::: DATA LISTING
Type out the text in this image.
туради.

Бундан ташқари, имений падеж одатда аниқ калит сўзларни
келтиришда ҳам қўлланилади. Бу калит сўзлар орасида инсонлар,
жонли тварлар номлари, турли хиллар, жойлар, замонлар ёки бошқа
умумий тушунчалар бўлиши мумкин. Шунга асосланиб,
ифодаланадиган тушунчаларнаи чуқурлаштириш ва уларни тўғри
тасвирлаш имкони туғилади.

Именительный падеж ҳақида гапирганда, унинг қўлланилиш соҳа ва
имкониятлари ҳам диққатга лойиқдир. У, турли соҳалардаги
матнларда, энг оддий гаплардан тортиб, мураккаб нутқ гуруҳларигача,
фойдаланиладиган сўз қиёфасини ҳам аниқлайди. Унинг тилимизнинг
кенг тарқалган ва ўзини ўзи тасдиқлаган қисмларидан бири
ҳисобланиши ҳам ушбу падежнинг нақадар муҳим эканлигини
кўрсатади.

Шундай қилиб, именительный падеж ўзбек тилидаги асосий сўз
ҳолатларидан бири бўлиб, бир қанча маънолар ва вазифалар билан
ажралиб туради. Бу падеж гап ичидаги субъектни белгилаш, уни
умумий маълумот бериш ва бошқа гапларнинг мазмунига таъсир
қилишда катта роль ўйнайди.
::::::
● **WHAT THE EXERCISE ASKS**
How many lines in the entries contain the string "бири"? Answer with the number only.

● **OUTPUT FOR THIS EXERCISE**
2